▶ _DIRECTIONS_
Find each line with "ylabel" and copy it.

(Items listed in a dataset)
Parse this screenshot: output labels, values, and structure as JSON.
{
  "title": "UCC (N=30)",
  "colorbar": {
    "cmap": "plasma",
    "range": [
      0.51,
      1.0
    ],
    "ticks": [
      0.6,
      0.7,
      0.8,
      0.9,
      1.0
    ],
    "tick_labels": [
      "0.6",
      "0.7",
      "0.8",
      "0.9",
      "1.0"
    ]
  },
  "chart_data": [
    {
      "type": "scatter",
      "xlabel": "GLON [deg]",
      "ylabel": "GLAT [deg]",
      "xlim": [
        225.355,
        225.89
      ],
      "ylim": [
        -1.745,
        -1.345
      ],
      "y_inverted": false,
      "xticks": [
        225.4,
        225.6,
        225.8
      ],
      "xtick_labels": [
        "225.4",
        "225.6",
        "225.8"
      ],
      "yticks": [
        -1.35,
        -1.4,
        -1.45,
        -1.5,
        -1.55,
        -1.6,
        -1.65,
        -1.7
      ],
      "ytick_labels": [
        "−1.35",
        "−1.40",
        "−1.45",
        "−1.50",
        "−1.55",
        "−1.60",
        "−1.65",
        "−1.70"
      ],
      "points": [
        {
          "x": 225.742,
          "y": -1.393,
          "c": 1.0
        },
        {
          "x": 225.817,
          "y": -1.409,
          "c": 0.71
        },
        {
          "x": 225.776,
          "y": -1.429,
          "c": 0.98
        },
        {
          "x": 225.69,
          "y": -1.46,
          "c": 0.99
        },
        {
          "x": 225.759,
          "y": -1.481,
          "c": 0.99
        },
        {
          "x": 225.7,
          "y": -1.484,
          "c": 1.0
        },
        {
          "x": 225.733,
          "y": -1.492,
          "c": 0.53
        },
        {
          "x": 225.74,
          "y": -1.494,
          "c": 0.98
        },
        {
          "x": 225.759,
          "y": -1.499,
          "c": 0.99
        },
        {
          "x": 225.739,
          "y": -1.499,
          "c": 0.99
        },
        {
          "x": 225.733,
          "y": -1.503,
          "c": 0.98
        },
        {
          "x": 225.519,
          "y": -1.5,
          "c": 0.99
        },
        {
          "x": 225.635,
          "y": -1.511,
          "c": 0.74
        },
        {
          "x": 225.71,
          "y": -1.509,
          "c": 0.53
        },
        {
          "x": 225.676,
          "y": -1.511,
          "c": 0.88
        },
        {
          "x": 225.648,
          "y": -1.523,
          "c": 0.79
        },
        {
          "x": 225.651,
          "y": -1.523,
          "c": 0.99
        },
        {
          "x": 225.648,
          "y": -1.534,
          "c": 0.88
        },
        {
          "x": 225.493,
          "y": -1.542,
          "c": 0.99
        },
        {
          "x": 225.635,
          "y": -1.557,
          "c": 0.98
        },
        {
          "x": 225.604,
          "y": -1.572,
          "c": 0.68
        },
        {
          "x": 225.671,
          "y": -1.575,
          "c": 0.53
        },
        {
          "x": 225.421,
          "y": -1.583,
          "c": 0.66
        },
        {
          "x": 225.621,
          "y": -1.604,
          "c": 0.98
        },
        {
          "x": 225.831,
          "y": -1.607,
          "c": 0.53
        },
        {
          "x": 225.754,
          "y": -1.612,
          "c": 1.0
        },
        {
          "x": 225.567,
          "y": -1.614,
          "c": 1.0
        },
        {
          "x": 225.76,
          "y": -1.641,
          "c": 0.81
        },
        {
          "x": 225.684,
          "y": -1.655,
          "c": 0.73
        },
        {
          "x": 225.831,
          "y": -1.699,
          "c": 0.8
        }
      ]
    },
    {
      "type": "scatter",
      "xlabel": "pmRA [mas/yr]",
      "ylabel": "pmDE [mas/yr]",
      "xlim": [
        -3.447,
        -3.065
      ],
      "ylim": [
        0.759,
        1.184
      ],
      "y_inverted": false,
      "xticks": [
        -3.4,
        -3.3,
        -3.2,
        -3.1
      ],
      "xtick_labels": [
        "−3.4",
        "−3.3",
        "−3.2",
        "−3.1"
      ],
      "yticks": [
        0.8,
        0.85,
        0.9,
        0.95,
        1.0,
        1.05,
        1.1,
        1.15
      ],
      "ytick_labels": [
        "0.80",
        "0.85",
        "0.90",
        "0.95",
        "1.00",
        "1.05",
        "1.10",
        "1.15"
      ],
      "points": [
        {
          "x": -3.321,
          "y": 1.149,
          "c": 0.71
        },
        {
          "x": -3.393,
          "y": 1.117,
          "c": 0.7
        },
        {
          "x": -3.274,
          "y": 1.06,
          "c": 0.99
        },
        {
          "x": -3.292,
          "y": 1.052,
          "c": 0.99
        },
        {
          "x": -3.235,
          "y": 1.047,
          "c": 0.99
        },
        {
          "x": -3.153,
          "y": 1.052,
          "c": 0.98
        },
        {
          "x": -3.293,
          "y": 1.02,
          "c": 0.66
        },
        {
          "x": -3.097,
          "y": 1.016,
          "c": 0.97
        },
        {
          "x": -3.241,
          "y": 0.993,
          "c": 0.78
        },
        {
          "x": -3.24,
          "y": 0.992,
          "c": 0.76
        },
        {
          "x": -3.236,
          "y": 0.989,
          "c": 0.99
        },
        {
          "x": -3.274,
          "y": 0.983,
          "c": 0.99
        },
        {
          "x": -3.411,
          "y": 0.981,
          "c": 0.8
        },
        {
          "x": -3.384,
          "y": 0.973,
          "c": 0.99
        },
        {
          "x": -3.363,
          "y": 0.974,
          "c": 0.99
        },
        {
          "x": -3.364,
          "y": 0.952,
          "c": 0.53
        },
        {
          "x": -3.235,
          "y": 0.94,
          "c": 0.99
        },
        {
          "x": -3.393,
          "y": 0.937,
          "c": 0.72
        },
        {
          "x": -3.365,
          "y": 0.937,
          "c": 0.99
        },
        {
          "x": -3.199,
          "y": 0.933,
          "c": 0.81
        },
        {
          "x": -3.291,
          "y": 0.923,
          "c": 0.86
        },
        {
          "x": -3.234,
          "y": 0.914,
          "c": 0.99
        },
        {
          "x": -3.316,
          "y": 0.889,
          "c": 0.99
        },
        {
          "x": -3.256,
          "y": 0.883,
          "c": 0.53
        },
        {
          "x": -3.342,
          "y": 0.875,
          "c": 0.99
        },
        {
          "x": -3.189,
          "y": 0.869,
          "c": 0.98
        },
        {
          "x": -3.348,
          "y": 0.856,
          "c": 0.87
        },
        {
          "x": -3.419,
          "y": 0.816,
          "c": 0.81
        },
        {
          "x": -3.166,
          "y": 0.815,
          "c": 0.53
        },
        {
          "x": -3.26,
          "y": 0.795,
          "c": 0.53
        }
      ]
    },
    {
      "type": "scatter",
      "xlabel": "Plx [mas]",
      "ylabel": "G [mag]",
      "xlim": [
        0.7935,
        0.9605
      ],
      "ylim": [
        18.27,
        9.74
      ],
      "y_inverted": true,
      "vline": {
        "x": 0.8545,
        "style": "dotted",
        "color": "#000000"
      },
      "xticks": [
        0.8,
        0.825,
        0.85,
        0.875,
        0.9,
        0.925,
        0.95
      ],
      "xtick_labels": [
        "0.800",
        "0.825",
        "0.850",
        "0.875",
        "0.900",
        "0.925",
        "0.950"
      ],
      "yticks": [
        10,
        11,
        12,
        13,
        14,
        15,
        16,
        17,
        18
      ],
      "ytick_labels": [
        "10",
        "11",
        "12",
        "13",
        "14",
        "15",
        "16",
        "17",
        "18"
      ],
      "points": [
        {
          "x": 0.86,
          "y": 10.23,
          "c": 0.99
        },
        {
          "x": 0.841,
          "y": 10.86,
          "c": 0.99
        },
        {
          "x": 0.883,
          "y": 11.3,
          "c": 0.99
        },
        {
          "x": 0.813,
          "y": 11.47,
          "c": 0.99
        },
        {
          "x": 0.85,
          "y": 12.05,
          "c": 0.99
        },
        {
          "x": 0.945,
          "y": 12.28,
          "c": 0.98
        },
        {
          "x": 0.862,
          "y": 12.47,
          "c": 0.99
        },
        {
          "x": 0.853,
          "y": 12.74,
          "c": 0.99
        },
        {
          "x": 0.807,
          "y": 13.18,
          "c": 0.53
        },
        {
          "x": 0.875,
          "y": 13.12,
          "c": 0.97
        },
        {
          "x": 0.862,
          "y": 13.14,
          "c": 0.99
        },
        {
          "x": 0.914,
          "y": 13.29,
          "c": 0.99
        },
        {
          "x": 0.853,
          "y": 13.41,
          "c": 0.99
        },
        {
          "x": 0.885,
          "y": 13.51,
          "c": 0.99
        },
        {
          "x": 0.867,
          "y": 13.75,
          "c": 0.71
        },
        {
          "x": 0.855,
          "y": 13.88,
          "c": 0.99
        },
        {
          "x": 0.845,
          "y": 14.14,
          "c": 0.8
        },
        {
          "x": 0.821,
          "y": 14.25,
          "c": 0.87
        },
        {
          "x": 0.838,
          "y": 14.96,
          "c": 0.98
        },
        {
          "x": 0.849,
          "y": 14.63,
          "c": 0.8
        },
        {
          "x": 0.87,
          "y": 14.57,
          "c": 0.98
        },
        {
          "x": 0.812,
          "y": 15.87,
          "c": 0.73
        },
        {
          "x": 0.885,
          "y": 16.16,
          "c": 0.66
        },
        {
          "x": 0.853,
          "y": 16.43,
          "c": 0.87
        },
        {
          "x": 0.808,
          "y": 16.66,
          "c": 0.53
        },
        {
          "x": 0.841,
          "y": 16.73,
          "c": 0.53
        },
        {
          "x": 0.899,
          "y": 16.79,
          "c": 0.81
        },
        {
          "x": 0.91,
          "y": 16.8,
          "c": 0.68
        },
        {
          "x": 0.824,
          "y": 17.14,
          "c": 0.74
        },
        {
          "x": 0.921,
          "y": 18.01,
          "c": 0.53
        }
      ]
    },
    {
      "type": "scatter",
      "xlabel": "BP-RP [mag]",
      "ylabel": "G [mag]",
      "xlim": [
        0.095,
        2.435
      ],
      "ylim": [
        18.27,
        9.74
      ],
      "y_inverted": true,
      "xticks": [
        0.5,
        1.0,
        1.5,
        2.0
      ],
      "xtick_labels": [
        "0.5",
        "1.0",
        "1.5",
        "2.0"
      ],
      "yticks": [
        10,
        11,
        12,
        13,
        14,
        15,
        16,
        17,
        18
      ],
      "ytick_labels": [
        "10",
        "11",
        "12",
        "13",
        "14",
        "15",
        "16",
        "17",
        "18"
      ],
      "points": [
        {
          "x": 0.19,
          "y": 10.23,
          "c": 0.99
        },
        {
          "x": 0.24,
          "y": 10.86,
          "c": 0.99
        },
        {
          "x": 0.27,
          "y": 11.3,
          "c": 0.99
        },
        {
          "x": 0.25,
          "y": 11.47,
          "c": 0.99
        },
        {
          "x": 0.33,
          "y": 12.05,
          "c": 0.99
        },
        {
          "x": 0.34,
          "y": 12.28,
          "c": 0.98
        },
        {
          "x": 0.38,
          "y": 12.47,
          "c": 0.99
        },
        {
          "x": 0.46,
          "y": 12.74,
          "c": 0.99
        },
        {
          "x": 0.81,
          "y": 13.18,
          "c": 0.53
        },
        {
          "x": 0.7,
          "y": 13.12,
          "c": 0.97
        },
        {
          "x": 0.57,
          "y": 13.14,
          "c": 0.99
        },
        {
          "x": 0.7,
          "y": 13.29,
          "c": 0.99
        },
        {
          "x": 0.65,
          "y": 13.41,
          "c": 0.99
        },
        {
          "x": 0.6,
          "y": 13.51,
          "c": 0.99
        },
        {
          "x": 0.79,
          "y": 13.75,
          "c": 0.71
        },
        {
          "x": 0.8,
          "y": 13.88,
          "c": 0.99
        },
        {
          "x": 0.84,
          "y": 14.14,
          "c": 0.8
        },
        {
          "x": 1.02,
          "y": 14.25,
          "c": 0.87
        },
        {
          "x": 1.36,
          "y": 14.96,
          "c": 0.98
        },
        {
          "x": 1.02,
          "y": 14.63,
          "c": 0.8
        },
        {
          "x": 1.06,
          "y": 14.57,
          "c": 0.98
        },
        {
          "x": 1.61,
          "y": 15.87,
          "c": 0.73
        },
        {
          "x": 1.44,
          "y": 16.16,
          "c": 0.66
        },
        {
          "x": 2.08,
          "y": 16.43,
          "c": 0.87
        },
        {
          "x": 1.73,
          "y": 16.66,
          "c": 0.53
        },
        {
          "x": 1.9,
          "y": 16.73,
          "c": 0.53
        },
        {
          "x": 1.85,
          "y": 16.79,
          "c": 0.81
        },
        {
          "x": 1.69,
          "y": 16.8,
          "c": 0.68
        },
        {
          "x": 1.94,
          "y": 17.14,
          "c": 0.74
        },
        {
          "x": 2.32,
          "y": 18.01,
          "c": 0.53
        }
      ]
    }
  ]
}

▶ _SOLUTION BELOW_
      "ylabel": "GLAT [deg]",
      "ylabel": "pmDE [mas/yr]",
      "ylabel": "G [mag]",
      "ylabel": "G [mag]",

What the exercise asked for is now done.